Dataset items:
● ● ● ● ● ● ●

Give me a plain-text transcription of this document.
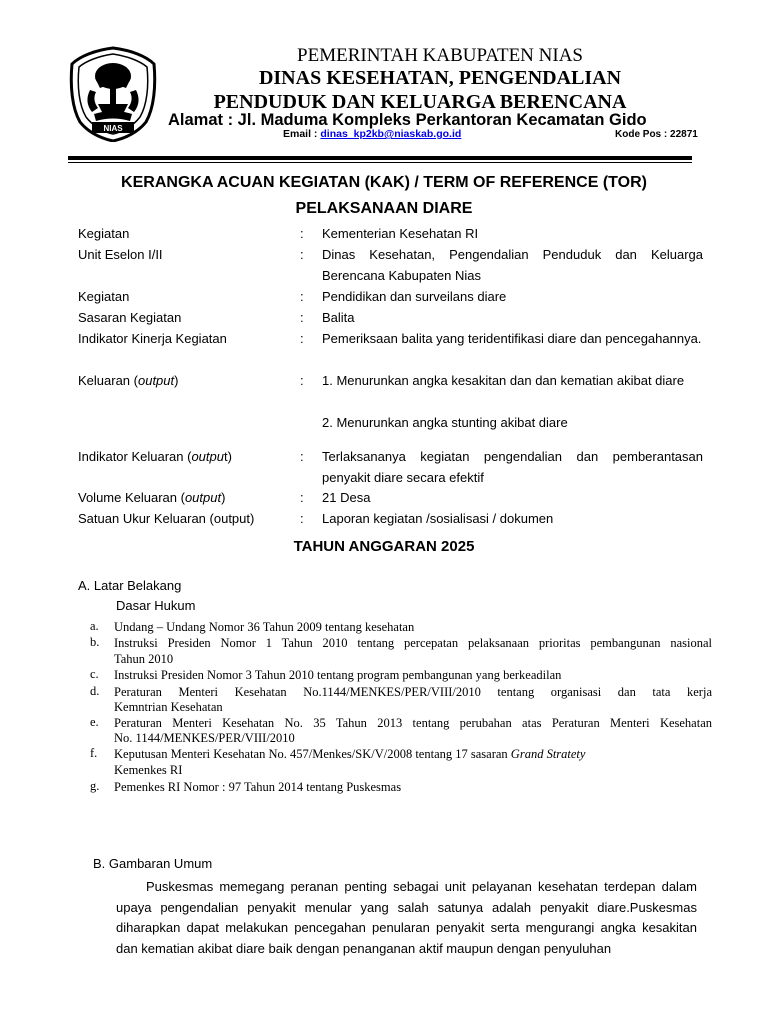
NIAS
PEMERINTAH KABUPATEN NIAS
DINAS KESEHATAN, PENGENDALIAN
PENDUDUK DAN KELUARGA BERENCANA
Alamat : Jl. Maduma Kompleks Perkantoran Kecamatan Gido
Email : dinas_kp2kb@niaskab.go.id	Kode Pos : 22871
KERANGKA ACUAN KEGIATAN (KAK) / TERM OF REFERENCE (TOR)
PELAKSANAAN DIARE
Kegiatan	: Kementerian Kesehatan RI
Unit Eselon I/II	: Dinas Kesehatan, Pengendalian Penduduk dan Keluarga Berencana Kabupaten Nias
Kegiatan	: Pendidikan dan surveilans diare
Sasaran Kegiatan	: Balita
Indikator Kinerja Kegiatan	: Pemeriksaan balita yang teridentifikasi diare dan pencegahannya.
Keluaran (output)	: 1. Menurunkan angka kesakitan dan dan kematian akibat diare
2. Menurunkan angka stunting akibat diare
Indikator Keluaran (output)	: Terlaksananya kegiatan pengendalian dan pemberantasan penyakit diare secara efektif
Volume Keluaran (output)	: 21 Desa
Satuan Ukur Keluaran (output)	: Laporan kegiatan /sosialisasi / dokumen
TAHUN ANGGARAN 2025
A. Latar Belakang
Dasar Hukum
a.	Undang – Undang Nomor 36 Tahun 2009 tentang kesehatan
b.	Instruksi Presiden Nomor 1 Tahun 2010 tentang percepatan pelaksanaan prioritas pembangunan nasional
Tahun 2010
c.	Instruksi Presiden Nomor 3 Tahun 2010 tentang program pembangunan yang berkeadilan
d.	Peraturan Menteri Kesehatan No.1144/MENKES/PER/VIII/2010 tentang organisasi dan tata kerja
Kemntrian Kesehatan
e.	Peraturan Menteri Kesehatan No. 35 Tahun 2013 tentang perubahan atas Peraturan Menteri Kesehatan
No. 1144/MENKES/PER/VIII/2010
f.	Keputusan Menteri Kesehatan No. 457/Menkes/SK/V/2008 tentang 17 sasaran Grand Stratety
Kemenkes RI
g.	Pemenkes RI Nomor : 97 Tahun 2014 tentang Puskesmas
B. Gambaran Umum
Puskesmas memegang peranan penting sebagai unit pelayanan kesehatan terdepan dalam upaya pengendalian penyakit menular yang salah satunya adalah penyakit diare.Puskesmas diharapkan dapat melakukan pencegahan penularan penyakit serta mengurangi angka kesakitan dan kematian akibat diare baik dengan penanganan aktif maupun dengan penyuluhan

● ● ● ● ● ● ●

(THE TASK): Copy every line of the data that holds the string "Indikator".

(TASK RESULT):
Indikator Kinerja Kegiatan	: Pemeriksaan balita yang teridentifikasi diare dan pencegahannya.
Indikator Keluaran (output)	: Terlaksananya kegiatan pengendalian dan pemberantasan penyakit diare secara efektif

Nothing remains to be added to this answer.